* Data shown:
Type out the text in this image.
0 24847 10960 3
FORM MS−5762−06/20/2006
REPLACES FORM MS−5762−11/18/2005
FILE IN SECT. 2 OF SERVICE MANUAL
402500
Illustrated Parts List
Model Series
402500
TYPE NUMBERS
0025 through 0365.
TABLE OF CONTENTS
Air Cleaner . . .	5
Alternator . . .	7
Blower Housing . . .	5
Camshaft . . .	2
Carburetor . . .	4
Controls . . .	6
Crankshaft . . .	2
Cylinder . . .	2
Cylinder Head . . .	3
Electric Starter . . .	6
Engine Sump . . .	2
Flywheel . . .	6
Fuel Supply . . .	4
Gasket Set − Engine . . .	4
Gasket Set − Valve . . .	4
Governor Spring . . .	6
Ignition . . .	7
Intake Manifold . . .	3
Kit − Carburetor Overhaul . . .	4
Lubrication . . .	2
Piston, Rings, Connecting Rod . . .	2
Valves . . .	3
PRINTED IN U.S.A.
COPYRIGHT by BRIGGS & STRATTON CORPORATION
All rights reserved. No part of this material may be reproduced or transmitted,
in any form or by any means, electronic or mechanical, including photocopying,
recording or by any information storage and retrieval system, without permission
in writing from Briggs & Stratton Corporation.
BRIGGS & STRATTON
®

* Problem requirements: Count the lines that include the word "Gasket" and state the result as a bare number.

* Written answer: 2